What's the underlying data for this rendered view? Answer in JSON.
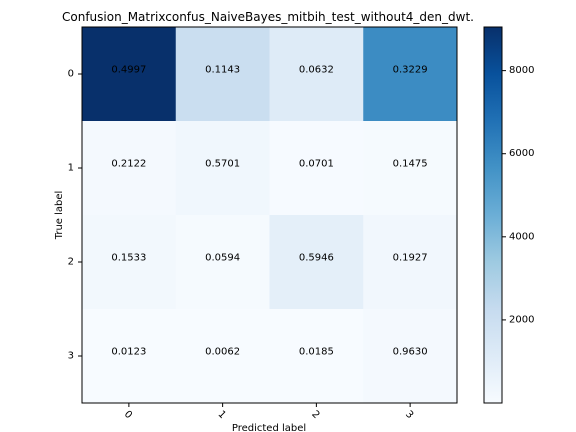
{
  "chart_data": {
    "type": "heatmap",
    "title": "Confusion_Matrixconfus_NaiveBayes_mitbih_test_without4_den_dwt.",
    "xlabel": "Predicted label",
    "ylabel": "True label",
    "x_tick_labels": [
      "0",
      "1",
      "2",
      "3"
    ],
    "y_tick_labels": [
      "0",
      "1",
      "2",
      "3"
    ],
    "cell_labels": [
      [
        "0.4997",
        "0.1143",
        "0.0632",
        "0.3229"
      ],
      [
        "0.2122",
        "0.5701",
        "0.0701",
        "0.1475"
      ],
      [
        "0.1533",
        "0.0594",
        "0.5946",
        "0.1927"
      ],
      [
        "0.0123",
        "0.0062",
        "0.0185",
        "0.9630"
      ]
    ],
    "counts": [
      [
        9050,
        2070,
        1145,
        5850
      ],
      [
        118,
        317,
        39,
        82
      ],
      [
        222,
        86,
        861,
        279
      ],
      [
        2,
        1,
        3,
        156
      ]
    ],
    "colorbar": {
      "range": [
        0,
        9050
      ],
      "ticks": [
        2000,
        4000,
        6000,
        8000
      ],
      "tick_labels": [
        "2000",
        "4000",
        "6000",
        "8000"
      ],
      "colormap": "Blues",
      "low_color": "#f7fbff",
      "high_color": "#08306b"
    },
    "grid": false,
    "legend": "colorbar-right"
  }
}
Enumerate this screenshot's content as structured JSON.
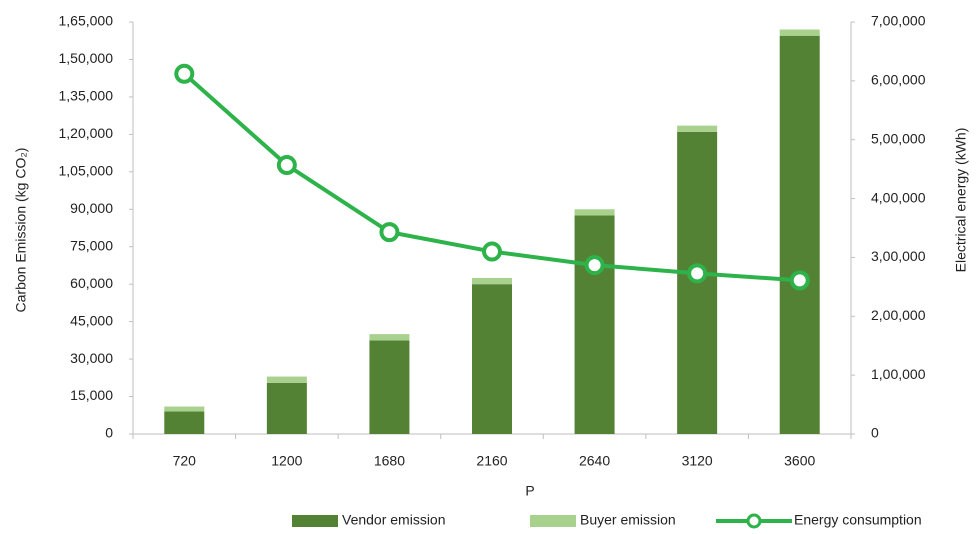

WHAT YOU WILL DO: Set down the records in full and exactly. Do not carry over any image.

OUTPUT BELOW:
What's the underlying data for this rendered view? Answer in JSON.
{
  "chart_data": {
    "type": "heatmap",
    "title": "Confusion_Matrixconfus_NaiveBayes_mitbih_test_without4_den_dwt.",
    "xlabel": "Predicted label",
    "ylabel": "True label",
    "x_tick_labels": [
      "0",
      "1",
      "2",
      "3"
    ],
    "y_tick_labels": [
      "0",
      "1",
      "2",
      "3"
    ],
    "cell_labels": [
      [
        "0.4997",
        "0.1143",
        "0.0632",
        "0.3229"
      ],
      [
        "0.2122",
        "0.5701",
        "0.0701",
        "0.1475"
      ],
      [
        "0.1533",
        "0.0594",
        "0.5946",
        "0.1927"
      ],
      [
        "0.0123",
        "0.0062",
        "0.0185",
        "0.9630"
      ]
    ],
    "counts": [
      [
        9050,
        2070,
        1145,
        5850
      ],
      [
        118,
        317,
        39,
        82
      ],
      [
        222,
        86,
        861,
        279
      ],
      [
        2,
        1,
        3,
        156
      ]
    ],
    "colorbar": {
      "range": [
        0,
        9050
      ],
      "ticks": [
        2000,
        4000,
        6000,
        8000
      ],
      "tick_labels": [
        "2000",
        "4000",
        "6000",
        "8000"
      ],
      "colormap": "Blues",
      "low_color": "#f7fbff",
      "high_color": "#08306b"
    },
    "grid": false,
    "legend": "colorbar-right"
  }
}
Enumerate this screenshot's content as structured JSON.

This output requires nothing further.